===== Passage

Philharmonia Enigma

Mahler arr. Britten
What the Wild Flowers Tell Me [Symphony No.3, second movement]
Violin Concerto in D, Op.35
The Perfect Fool – Ballet Music
Variations on an Original Theme (Enigma), Op.36

Min Lee (violin)

Philharmonia Orchestra
Martyn Brabbins

Reviewed by: Edward Clark

Reviewed: 15 October, 2005
Venue: Queen Elizabeth Hall, London

It was ironic that this concert should begin with Britten’s orchestral reduction of the second movement, a minuet, from Mahler’s Symphony No.3 when, in visual terms, the opposite was apparent with the Philharmonia in full array (including its normal eight double basses crammed into the shoe-box auditorium of the QEH). In sound-terms the orchestra produced lovely soft timbres but which failed to expand in louder passages.

Conversely, Min Lee had a real struggle to be heard in tutti passages during her gracious and well executed performance of Tchaikovsky’s Concerto. With a teaching lineage going back to Leopold Auer (the intended dedicatee of the work), Min Lee produced a beautiful legato with a touch of portamento in the slow movement, very much at one with the melodic thread being wound by the composer. She also demonstrated ample reserves in her stamina to galvanise the finale’s fireworks.

==========

◆ Tasks and exercises:
1. Answer these questions using only the concert review.
(a) Who wrote the review, and at which venue did the concert take place?
(b) How many double basses did the Philharmonia field in the opening piece?
(c) To which teacher does Min Lee's teaching lineage go back?
2. Write the next part of the concert review, picking up after its last sentence.

===== Supplied records

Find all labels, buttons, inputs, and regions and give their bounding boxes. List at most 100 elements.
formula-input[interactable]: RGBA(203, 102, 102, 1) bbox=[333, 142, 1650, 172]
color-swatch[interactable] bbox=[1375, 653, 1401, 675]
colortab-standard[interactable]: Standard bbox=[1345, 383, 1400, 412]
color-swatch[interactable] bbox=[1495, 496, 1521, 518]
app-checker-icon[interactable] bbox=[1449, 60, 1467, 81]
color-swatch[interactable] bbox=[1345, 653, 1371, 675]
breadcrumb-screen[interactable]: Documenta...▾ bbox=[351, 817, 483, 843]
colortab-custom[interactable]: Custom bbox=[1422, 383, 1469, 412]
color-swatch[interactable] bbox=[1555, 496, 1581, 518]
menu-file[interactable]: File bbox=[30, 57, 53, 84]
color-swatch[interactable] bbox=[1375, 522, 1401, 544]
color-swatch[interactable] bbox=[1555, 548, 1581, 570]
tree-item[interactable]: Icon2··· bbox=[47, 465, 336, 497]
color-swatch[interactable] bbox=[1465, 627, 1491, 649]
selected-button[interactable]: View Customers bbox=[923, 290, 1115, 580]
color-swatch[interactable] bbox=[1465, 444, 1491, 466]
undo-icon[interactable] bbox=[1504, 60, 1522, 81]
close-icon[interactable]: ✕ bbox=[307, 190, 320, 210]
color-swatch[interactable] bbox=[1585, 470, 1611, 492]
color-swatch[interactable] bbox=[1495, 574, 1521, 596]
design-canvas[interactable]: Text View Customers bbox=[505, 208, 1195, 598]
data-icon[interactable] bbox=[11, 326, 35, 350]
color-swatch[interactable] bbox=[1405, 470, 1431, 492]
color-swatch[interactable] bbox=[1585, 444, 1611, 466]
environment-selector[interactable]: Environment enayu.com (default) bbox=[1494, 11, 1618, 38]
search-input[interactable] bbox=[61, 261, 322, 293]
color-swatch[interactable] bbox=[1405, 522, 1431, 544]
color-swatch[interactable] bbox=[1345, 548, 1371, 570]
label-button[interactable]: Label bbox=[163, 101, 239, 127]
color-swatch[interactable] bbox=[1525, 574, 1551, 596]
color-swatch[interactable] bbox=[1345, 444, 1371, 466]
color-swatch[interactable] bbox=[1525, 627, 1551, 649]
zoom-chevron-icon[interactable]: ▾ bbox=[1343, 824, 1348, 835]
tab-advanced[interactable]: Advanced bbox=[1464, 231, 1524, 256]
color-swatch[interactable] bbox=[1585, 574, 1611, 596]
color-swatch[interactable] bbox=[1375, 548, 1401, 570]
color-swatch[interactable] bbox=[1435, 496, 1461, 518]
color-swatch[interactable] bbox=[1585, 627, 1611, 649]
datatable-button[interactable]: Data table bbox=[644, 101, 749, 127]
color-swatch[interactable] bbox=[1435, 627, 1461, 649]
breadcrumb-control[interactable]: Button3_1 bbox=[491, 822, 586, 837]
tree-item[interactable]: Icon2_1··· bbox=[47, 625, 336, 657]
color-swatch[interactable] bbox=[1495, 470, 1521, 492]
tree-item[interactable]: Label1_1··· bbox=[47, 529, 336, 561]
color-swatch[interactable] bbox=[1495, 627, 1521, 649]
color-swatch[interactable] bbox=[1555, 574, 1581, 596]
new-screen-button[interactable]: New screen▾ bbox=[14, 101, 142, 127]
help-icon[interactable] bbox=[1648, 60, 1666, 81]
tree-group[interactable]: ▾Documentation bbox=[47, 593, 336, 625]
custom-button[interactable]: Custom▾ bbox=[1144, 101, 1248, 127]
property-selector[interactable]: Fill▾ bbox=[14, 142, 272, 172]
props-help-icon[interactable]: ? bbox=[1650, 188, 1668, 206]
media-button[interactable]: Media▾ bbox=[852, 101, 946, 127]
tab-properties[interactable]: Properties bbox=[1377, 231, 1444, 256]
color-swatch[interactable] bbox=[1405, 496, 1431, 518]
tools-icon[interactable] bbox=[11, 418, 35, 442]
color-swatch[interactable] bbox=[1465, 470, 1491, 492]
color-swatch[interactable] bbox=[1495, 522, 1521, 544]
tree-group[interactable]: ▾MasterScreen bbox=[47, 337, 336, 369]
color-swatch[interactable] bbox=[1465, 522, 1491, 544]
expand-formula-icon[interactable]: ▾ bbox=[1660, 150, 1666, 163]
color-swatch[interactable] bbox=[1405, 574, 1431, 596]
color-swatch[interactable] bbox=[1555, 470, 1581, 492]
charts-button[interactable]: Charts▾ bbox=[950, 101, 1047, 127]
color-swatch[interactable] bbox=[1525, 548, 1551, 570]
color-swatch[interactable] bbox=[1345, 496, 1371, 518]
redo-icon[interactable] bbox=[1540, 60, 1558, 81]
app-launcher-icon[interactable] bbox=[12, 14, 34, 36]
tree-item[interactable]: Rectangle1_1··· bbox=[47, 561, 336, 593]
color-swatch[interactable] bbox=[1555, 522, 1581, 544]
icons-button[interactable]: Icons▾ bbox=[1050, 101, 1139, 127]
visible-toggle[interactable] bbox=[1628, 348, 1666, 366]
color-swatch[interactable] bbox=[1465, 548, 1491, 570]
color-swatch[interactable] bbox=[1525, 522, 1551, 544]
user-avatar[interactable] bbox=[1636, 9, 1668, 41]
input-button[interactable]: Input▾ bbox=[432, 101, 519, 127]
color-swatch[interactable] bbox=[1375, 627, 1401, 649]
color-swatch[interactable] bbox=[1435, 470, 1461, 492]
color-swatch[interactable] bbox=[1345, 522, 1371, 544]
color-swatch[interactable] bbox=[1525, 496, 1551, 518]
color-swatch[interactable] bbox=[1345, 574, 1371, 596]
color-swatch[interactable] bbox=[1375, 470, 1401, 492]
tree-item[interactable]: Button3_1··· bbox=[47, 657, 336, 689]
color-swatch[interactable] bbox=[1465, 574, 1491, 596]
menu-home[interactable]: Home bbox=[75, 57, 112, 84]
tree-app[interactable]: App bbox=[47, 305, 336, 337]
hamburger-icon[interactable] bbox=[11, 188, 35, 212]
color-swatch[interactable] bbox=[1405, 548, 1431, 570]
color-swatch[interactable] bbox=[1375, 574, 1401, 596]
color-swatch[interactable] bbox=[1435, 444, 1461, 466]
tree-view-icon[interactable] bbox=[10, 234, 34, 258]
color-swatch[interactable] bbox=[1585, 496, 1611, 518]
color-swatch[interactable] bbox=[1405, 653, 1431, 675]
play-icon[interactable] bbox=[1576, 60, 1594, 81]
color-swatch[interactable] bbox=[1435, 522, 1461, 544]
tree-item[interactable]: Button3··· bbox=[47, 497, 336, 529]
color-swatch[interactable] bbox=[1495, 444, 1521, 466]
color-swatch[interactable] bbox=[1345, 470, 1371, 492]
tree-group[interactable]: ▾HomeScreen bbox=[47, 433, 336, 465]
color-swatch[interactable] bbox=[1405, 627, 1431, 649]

==========

◆ Exercise responses:
1.
(a) Edward Clark wrote the review, and the concert took place at the Queen Elizabeth Hall, London.
(b) Eight.
(c) Leopold Auer.

2.
The orchestra was on splendid form throughout what appeared to be a disjointed programme with only one common strand: two of the four composers dying in the same year! Never mind – we could concentrate on the music instead of seeking the ‘thematic’ justifications that other programmers have adopted.

The two composers who died in the same year, Holst and Elgar, shared the concert’s second half. The ballet music that begins Holst’s opera “The Perfect Fool” was given a welcome performance under Brabbins’s watchful eye. The Elgar, too, was splendidly played. Brabbins’s tender opening was itself a little tone poem and each variation was carefully crafted to illustrate Elgar’s friends. The penultimate variation was perhaps the finest, with the softest of clarinet tones setting the scene for pure romance. The (ad lib) organ was missing at the nobilmente conclusion – but that is the price for having to give concerts in a hall whose stage resembles a film studio.